Hagoromo’s continued existence is an unlikely story that bridges Japan and South Korea, two countries that have had an uneasy, and often bitter, relationship ever since the war.
The company that produced the chalk for its first eight decades was founded in Nagoya, Japan, in 1932 as Nihon Chalk Seizosho. After its production building burned down during a World War II air raid, the company was rebuilt and chalk manufacturing resumed in 1947 under the name Hagoromo Bungu.
Production peaked in 1990 at 90 million sticks. But sales then steadily declined, eventually reaching half that level over the next two decades amid competition from whiteboards and newer technologies like so-called smartboards.
In 2014, Takayasu Watanabe, the grandson of the company’s founder, announced that Hagoromo would halt production, partly because of the industry’s declining fortunes and partly because of his own ill health. He did not ask any of his three daughters to take over the company.
As Mr. Watanabe was preparing to shut it down, he received a visit from Shin Hyeong-seok, who had been importing the chalk to South Korea for nearly 10 years. Mr. Shin sold the chalk through the company he started, Sejong Mall, named after King Sejong the Great, who in the 15th century created Hangul, the Korean writing system.
Mr. Shin had discovered the chalk years before in Japan while investigating the workings of cram schools. At the time, he was teaching math part time while pursuing a Ph.D. and his dreams of becoming an architect.
“I went into the teachers’ lounge and remember being mesmerized by the fluorescent-colored chalks,” he said. “And when I started writing with one, I could not put it down.”
_ _ _ _ _
Reproduce the passage above about the Hagoromo chalk company word for word, in full.
_ _ _ _ _
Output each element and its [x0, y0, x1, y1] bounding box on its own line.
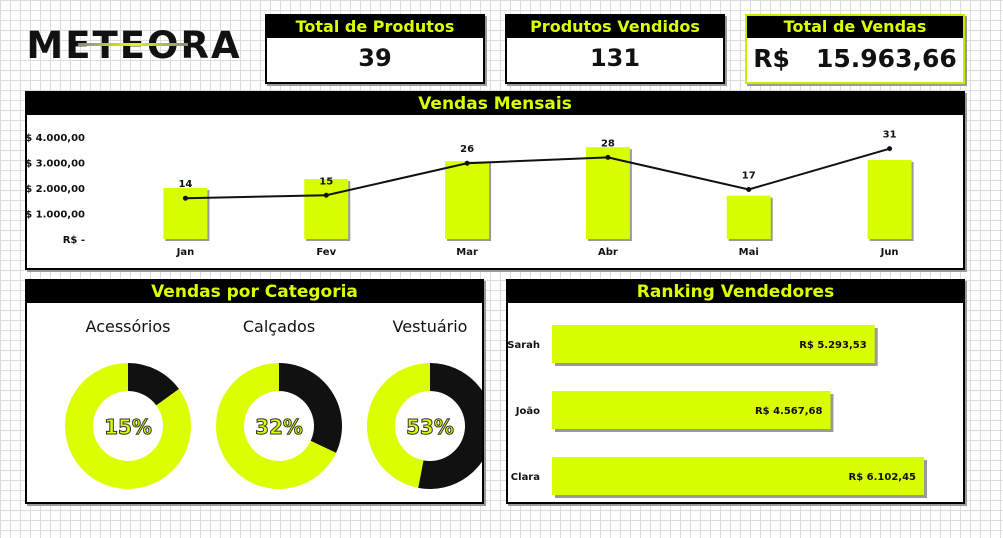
- category-label: Sarah: [508, 340, 540, 351]
- x-tick-label: Abr: [598, 247, 618, 258]
- donut-3: 53%: [366, 363, 482, 489]
- data-label: 15: [319, 176, 333, 187]
- data-label: 14: [178, 179, 192, 190]
- panel-vendas-categoria: Vendas por Categoria 15% Acessórios 32% Cal…: [25, 279, 484, 504]
- x-tick-label: Jun: [880, 247, 899, 258]
- kpi-label: Total de Vendas: [747, 16, 963, 38]
- x-tick-label: Jan: [176, 247, 195, 258]
- x-tick-label: Fev: [316, 247, 336, 258]
- y-tick-label: R$ 2.000,00: [27, 184, 85, 195]
- kpi-produtos-vendidos: Produtos Vendidos 131: [505, 14, 725, 84]
- chart-title: Vendas Mensais: [27, 93, 963, 115]
- kpi-value: R$ 15.963,66: [753, 44, 957, 73]
- y-tick-label: R$ 1.000,00: [27, 210, 85, 221]
- value-label: R$ 4.567,68: [755, 406, 823, 417]
- donut-slice-rest: [366, 363, 430, 488]
- donut-1: 15%: [65, 363, 191, 489]
- data-label: 26: [460, 144, 474, 155]
- y-tick-label: R$ 4.000,00: [27, 133, 85, 144]
- donut-slice-share: [279, 363, 342, 453]
- ranking-bar-chart: Sarah R$ 5.293,53 João R$ 4.567,68 Clara R$ 6…: [508, 325, 927, 498]
- bar: [552, 457, 924, 495]
- category-label: Clara: [511, 472, 540, 483]
- donut-category-label: Vestuário: [393, 317, 468, 336]
- y-tick-label: R$ 3.000,00: [27, 159, 85, 170]
- donut-percent-label: 15%: [104, 415, 152, 439]
- bar: [867, 159, 912, 239]
- y-tick-label: R$ -: [63, 235, 85, 246]
- x-tick-label: Mar: [456, 247, 478, 258]
- bar: [552, 325, 875, 363]
- bar: [445, 161, 490, 239]
- donut-category-label: Calçados: [243, 317, 315, 336]
- data-label: 28: [601, 138, 615, 149]
- meteora-logo: METEORA: [26, 24, 239, 67]
- line-series: [185, 147, 890, 200]
- bar: [163, 188, 208, 239]
- line-point: [887, 146, 893, 152]
- x-tick-label: Mai: [739, 247, 759, 258]
- donut-slice-share: [418, 363, 482, 489]
- panel-vendas-mensais: Vendas Mensais R$ - R$ 1.000,00 R$ 2.000,0…: [25, 91, 965, 270]
- line-point: [182, 195, 188, 201]
- chart-title: Ranking Vendedores: [508, 281, 963, 303]
- donut-slice-rest: [65, 363, 191, 489]
- data-label: 17: [742, 170, 756, 181]
- donut-2: 32%: [216, 363, 342, 489]
- kpi-value: 131: [589, 44, 641, 72]
- data-label: 31: [883, 130, 897, 141]
- category-label: João: [515, 406, 540, 417]
- category-donut-charts: 15% Acessórios 32% Calçados 53% Vestuário: [65, 317, 482, 489]
- bar: [726, 195, 771, 239]
- chart-title: Vendas por Categoria: [27, 281, 482, 303]
- kpi-value: 39: [358, 44, 392, 72]
- kpi-label: Produtos Vendidos: [507, 16, 723, 38]
- line-point: [464, 160, 470, 166]
- kpi-total-vendas: Total de Vendas R$ 15.963,66: [745, 14, 965, 84]
- donut-slice-rest: [216, 363, 337, 489]
- panel-ranking-vendedores: Ranking Vendedores Sarah R$ 5.293,53 João R…: [506, 279, 965, 504]
- donut-slice-share: [128, 363, 179, 406]
- line-point: [323, 192, 329, 198]
- bar: [304, 179, 349, 239]
- line-point: [605, 154, 611, 160]
- bar: [552, 391, 831, 429]
- line-point: [746, 186, 752, 192]
- donut-category-label: Acessórios: [86, 317, 171, 336]
- donut-percent-label: 53%: [406, 415, 454, 439]
- value-label: R$ 6.102,45: [849, 472, 917, 483]
- kpi-total-produtos: Total de Produtos 39: [265, 14, 485, 84]
- monthly-sales-chart: R$ - R$ 1.000,00 R$ 2.000,00 R$ 3.000,00 R$ …: [27, 130, 914, 258]
- kpi-label: Total de Produtos: [267, 16, 483, 38]
- value-label: R$ 5.293,53: [799, 340, 867, 351]
- bar: [585, 147, 630, 239]
- donut-percent-label: 32%: [255, 415, 303, 439]
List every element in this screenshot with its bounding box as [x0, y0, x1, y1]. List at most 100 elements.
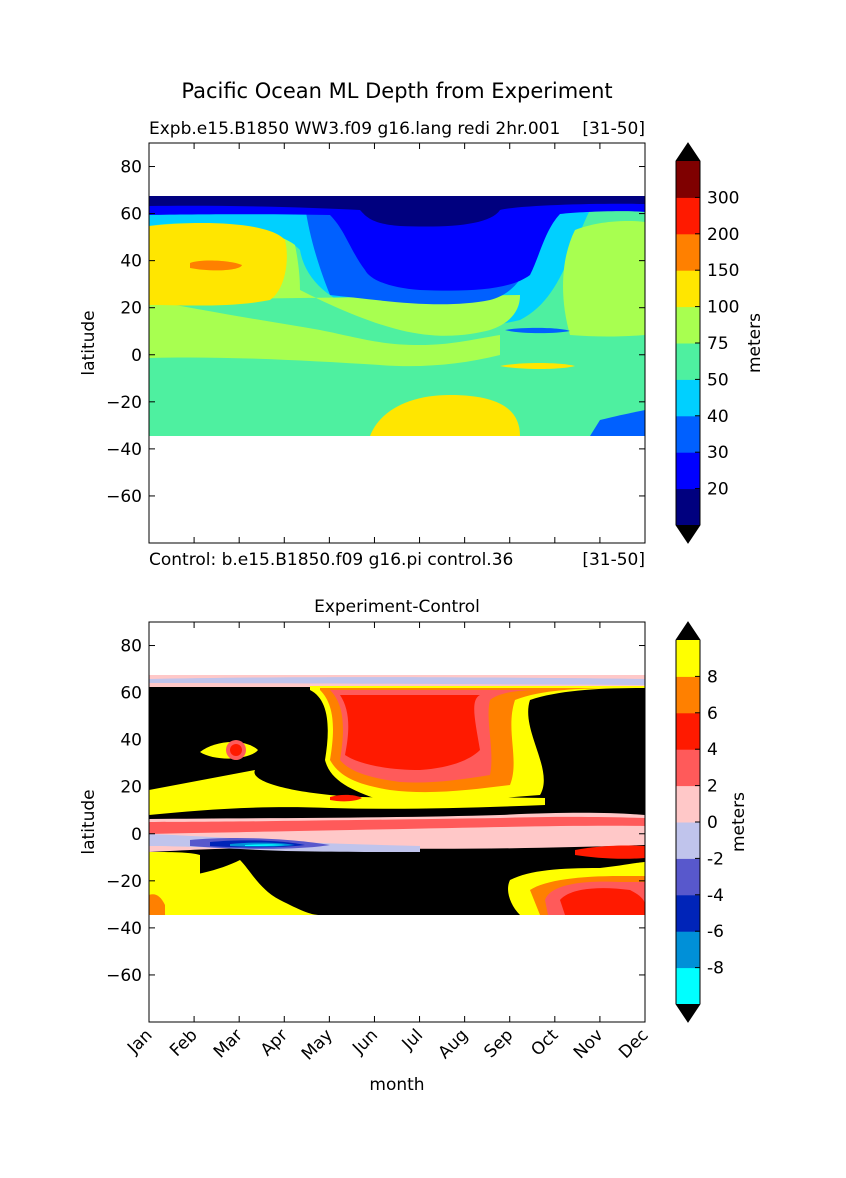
bottom-spot-4-6-mar: [230, 744, 242, 756]
figure-suptitle: Pacific Ocean ML Depth from Experiment: [181, 79, 612, 103]
x-tick-label: Aug: [435, 1025, 473, 1063]
bottom-band-4-6-se: [560, 888, 645, 915]
x-tick-label: Oct: [527, 1025, 562, 1060]
bottom-band-2-4-eq: [149, 816, 645, 834]
bottom-band-8-10-sw2: [149, 860, 320, 915]
bottom-band-4-6: [340, 695, 480, 770]
bottom-band-n2-0-north: [149, 677, 645, 685]
top-band-75-100-east: [563, 220, 645, 337]
x-tick-label: Feb: [166, 1025, 201, 1060]
colorbar-tick-label: 75: [707, 334, 729, 354]
colorbar-tick-label: 6: [707, 704, 718, 724]
top-y-ticks: 80 60 40 20 0 −20 −40 −60: [106, 143, 646, 543]
y-tick-label: −40: [106, 919, 142, 939]
top-contour-field: [149, 196, 645, 436]
colorbar-tick-label: 2: [707, 777, 718, 797]
colorbar-swatch: [676, 197, 700, 235]
y-tick-label: 0: [131, 346, 142, 366]
colorbar-tick-label: -4: [707, 886, 724, 906]
top-axes-frame: [148, 142, 646, 544]
colorbar-swatch: [676, 712, 700, 750]
top-title-right: [31-50]: [582, 119, 645, 139]
top-ylabel: latitude: [79, 310, 99, 375]
colorbar-tick-label: 150: [707, 261, 739, 281]
colorbar-outline: [675, 621, 701, 1023]
colorbar-swatch: [676, 640, 700, 677]
top-band-20-30: [149, 196, 645, 291]
colorbar-swatch: [676, 858, 700, 896]
colorbar-swatch: [676, 379, 700, 417]
colorbar-extend-min: [676, 1004, 700, 1022]
y-tick-label: 60: [120, 205, 142, 225]
colorbar-swatch: [676, 343, 700, 380]
bottom-colorbar: -8 -6 -4 -2 0 2 4 6 8: [675, 621, 724, 1023]
bottom-panel: Experiment-Control: [79, 597, 653, 1095]
y-tick-label: 0: [131, 825, 142, 845]
bottom-xlabel: month: [369, 1075, 424, 1095]
colorbar-extend-min: [676, 525, 700, 543]
colorbar-swatch: [676, 270, 700, 308]
y-tick-label: 40: [120, 252, 142, 272]
bottom-band-8-10-eq: [149, 770, 545, 815]
bottom-band-4-6-e: [575, 845, 645, 859]
colorbar-extend-max: [676, 143, 700, 161]
top-band-75-100-eq: [149, 300, 500, 367]
colorbar-tick-label: -6: [707, 922, 724, 942]
colorbar-swatch: [676, 785, 700, 823]
y-tick-label: 80: [120, 637, 142, 657]
colorbar-tick-label: 50: [707, 370, 729, 390]
y-tick-label: −60: [106, 966, 142, 986]
colorbar-swatch: [676, 931, 700, 969]
colorbar-swatch: [676, 967, 700, 1005]
bottom-axes-frame: [148, 621, 646, 1023]
y-tick-label: 20: [120, 299, 142, 319]
top-band-30-40-eq: [505, 327, 570, 334]
top-band-100-150-eq: [500, 363, 575, 369]
colorbar-tick-label: 300: [707, 188, 739, 208]
top-band-lt20: [149, 196, 645, 227]
y-tick-label: −20: [106, 393, 142, 413]
y-tick-label: 40: [120, 731, 142, 751]
top-colorbar-label: meters: [745, 313, 765, 373]
bottom-colorbar-label: meters: [729, 792, 749, 852]
top-panel: Expb.e15.B1850 WW3.f09 g16.lang redi 2hr…: [79, 119, 646, 570]
colorbar-swatch: [676, 749, 700, 787]
x-tick-label: Nov: [570, 1025, 608, 1063]
x-tick-label: Mar: [210, 1025, 247, 1062]
y-tick-label: −40: [106, 440, 142, 460]
colorbar-tick-label: 100: [707, 298, 739, 318]
colorbar-outline: [675, 142, 701, 544]
bottom-contour-field: [149, 675, 645, 915]
top-band-30-40-se: [590, 410, 645, 436]
x-tick-label: Jan: [123, 1025, 156, 1058]
top-band-100-150-south: [370, 395, 520, 436]
x-tick-label: Apr: [257, 1025, 292, 1060]
colorbar-swatch: [676, 822, 700, 859]
colorbar-tick-label: 0: [707, 813, 718, 833]
colorbar-swatch: [676, 488, 700, 526]
colorbar-tick-label: -8: [707, 959, 724, 979]
top-footer-left: Control: b.e15.B1850.f09 g16.pi control.…: [149, 550, 513, 570]
colorbar-swatch: [676, 161, 700, 198]
y-tick-label: 60: [120, 684, 142, 704]
top-footer-right: [31-50]: [582, 550, 645, 570]
bottom-y-ticks: 80 60 40 20 0 −20 −40 −60: [106, 637, 645, 986]
y-tick-label: −60: [106, 487, 142, 507]
colorbar-tick-label: 30: [707, 443, 729, 463]
x-tick-label: Sep: [480, 1025, 517, 1062]
colorbar-tick-label: 40: [707, 407, 729, 427]
y-tick-label: −20: [106, 872, 142, 892]
x-tick-label: May: [298, 1025, 337, 1064]
x-tick-label: Jun: [348, 1025, 382, 1059]
x-tick-label: Jul: [398, 1025, 427, 1054]
colorbar-extend-max: [676, 622, 700, 640]
colorbar-swatch: [676, 415, 700, 453]
colorbar-tick-label: 8: [707, 667, 718, 687]
y-tick-label: 20: [120, 778, 142, 798]
bottom-ylabel: latitude: [79, 789, 99, 854]
colorbar-tick-label: 4: [707, 740, 718, 760]
bottom-band-6-8-sw: [149, 894, 165, 915]
colorbar-swatch: [676, 306, 700, 344]
colorbar-swatch: [676, 233, 700, 271]
colorbar-swatch: [676, 894, 700, 932]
_ _ _ _ _
- **Solution below**:
Hagoromo’s continued existence is an unlikely story that bridges Japan and South Korea, two countries that have had an uneasy, and often bitter, relationship ever since the war.
The company that produced the chalk for its first eight decades was founded in Nagoya, Japan, in 1932 as Nihon Chalk Seizosho. After its production building burned down during a World War II air raid, the company was rebuilt and chalk manufacturing resumed in 1947 under the name Hagoromo Bungu.
Production peaked in 1990 at 90 million sticks. But sales then steadily declined, eventually reaching half that level over the next two decades amid competition from whiteboards and newer technologies like so-called smartboards.
In 2014, Takayasu Watanabe, the grandson of the company’s founder, announced that Hagoromo would halt production, partly because of the industry’s declining fortunes and partly because of his own ill health. He did not ask any of his three daughters to take over the company.
As Mr. Watanabe was preparing to shut it down, he received a visit from Shin Hyeong-seok, who had been importing the chalk to South Korea for nearly 10 years. Mr. Shin sold the chalk through the company he started, Sejong Mall, named after King Sejong the Great, who in the 15th century created Hangul, the Korean writing system.
Mr. Shin had discovered the chalk years before in Japan while investigating the workings of cram schools. At the time, he was teaching math part time while pursuing a Ph.D. and his dreams of becoming an architect.
“I went into the teachers’ lounge and remember being mesmerized by the fluorescent-colored chalks,” he said. “And when I started writing with one, I could not put it down.”